- What is expected -
Copy every line in the records below that contains the word "from".

- Data provided -
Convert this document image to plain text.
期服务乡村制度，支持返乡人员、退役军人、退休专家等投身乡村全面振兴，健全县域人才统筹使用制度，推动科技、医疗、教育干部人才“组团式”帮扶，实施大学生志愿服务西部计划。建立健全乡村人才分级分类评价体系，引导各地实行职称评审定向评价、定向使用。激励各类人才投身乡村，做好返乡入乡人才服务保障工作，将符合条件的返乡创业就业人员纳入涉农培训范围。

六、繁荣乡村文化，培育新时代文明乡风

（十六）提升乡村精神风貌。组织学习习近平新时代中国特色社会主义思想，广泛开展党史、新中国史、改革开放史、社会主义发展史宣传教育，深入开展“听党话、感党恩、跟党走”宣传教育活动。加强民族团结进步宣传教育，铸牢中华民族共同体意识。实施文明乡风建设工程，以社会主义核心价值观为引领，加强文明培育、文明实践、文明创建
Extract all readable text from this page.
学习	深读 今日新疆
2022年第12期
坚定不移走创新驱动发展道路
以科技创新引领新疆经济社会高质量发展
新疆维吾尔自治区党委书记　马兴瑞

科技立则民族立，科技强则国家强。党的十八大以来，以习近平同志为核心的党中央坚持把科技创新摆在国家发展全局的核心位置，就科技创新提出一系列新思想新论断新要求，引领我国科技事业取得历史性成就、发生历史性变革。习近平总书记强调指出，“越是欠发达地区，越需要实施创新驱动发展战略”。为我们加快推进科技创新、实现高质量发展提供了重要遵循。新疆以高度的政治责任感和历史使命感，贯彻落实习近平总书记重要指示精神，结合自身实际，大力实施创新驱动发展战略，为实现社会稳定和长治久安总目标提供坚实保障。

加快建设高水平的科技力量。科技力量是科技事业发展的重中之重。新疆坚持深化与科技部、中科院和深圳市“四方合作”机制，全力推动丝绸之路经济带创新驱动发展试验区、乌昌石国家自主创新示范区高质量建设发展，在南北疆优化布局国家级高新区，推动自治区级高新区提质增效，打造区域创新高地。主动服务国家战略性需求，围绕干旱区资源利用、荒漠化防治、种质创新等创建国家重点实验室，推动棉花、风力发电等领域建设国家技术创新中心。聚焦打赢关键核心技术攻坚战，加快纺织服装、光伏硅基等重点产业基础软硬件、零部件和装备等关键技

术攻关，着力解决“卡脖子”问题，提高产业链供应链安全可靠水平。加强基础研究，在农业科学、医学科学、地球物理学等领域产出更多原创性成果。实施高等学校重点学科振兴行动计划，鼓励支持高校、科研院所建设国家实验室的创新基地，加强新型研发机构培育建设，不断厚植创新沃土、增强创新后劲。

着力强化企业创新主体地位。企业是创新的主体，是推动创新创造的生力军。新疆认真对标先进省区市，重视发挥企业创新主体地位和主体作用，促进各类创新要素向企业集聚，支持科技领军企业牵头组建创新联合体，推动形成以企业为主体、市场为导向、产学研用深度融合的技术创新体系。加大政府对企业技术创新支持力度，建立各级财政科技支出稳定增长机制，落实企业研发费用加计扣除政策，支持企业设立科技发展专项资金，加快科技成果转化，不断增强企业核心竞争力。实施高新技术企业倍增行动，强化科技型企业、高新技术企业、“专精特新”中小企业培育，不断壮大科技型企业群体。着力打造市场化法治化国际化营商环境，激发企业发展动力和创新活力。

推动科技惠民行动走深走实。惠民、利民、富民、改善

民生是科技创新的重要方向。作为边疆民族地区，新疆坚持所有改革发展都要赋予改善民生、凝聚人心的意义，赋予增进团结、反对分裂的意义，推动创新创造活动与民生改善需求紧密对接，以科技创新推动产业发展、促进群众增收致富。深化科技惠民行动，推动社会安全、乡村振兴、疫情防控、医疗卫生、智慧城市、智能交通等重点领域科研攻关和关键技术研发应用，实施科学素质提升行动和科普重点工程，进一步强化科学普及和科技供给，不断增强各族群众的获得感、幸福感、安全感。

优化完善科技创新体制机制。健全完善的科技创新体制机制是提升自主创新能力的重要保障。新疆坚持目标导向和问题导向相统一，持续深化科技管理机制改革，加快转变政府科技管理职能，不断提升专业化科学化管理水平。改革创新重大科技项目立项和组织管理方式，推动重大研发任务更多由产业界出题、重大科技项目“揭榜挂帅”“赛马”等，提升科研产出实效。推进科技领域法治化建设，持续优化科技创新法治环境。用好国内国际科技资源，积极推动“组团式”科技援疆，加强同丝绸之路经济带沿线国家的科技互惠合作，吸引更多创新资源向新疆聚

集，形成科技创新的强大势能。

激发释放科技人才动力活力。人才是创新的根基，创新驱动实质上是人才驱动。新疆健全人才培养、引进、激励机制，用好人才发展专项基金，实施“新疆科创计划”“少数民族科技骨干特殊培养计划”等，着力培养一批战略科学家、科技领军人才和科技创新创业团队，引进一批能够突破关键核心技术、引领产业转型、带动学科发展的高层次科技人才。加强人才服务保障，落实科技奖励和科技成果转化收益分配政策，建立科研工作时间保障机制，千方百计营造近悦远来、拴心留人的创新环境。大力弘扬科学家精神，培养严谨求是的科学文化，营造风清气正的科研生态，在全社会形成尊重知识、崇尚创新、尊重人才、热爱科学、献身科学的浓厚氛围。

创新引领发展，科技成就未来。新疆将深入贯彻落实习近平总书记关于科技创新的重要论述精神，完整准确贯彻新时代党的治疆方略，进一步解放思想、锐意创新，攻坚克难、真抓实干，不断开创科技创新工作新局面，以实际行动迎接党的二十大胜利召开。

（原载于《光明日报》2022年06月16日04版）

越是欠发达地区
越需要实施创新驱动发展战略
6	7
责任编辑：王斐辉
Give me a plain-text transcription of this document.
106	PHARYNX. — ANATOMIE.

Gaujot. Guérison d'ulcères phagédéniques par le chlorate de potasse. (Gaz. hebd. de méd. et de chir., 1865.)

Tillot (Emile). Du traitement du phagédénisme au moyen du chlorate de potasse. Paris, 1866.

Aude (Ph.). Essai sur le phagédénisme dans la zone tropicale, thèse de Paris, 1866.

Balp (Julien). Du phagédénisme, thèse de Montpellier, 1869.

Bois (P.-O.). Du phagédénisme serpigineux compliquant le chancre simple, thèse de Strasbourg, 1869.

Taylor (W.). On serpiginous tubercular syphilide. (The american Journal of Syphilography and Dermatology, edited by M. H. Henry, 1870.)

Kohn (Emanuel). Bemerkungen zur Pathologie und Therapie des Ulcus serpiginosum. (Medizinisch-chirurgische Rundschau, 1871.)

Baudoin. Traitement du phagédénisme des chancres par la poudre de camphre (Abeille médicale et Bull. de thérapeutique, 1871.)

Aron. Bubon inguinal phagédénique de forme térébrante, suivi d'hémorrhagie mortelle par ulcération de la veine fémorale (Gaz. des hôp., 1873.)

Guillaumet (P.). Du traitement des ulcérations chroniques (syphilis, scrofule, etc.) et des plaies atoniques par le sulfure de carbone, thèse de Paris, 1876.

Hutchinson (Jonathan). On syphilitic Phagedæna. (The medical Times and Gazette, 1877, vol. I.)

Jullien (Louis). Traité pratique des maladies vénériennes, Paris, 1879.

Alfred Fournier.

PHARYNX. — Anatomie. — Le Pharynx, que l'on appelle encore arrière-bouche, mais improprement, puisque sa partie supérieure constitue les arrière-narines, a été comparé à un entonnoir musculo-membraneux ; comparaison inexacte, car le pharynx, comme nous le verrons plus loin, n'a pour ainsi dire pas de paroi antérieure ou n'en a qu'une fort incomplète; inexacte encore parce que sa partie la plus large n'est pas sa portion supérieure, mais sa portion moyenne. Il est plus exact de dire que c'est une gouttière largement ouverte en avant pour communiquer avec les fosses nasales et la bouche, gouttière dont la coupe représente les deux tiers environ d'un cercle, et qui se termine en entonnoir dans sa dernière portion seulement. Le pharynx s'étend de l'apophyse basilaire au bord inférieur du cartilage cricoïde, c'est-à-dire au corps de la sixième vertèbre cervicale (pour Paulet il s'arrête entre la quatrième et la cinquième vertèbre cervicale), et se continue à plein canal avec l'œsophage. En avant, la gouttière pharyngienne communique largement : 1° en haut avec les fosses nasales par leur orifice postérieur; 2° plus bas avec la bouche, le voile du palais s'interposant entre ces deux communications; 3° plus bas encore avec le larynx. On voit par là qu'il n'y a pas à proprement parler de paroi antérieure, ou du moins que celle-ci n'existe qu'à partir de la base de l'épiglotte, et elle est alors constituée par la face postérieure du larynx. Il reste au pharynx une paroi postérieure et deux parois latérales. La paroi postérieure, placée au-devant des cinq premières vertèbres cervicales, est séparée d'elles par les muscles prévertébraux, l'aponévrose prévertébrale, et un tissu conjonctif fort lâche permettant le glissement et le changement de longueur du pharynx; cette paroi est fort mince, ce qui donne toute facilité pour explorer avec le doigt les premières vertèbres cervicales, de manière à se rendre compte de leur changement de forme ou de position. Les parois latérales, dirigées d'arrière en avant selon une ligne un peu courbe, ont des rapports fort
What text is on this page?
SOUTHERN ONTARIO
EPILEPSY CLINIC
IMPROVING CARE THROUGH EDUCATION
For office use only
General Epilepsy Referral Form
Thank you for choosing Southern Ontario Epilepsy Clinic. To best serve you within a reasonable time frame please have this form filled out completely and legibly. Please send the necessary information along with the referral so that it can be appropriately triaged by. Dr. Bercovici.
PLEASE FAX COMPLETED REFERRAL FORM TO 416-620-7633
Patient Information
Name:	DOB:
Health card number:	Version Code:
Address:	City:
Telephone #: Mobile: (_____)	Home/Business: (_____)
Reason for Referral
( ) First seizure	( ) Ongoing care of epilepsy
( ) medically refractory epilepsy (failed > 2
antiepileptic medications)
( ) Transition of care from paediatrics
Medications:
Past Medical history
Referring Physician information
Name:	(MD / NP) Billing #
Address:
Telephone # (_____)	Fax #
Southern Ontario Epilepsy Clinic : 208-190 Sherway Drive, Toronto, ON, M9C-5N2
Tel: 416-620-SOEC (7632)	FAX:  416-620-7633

- Task answer -
Extract all readable text from this page.
( ) Transition of care from paediatrics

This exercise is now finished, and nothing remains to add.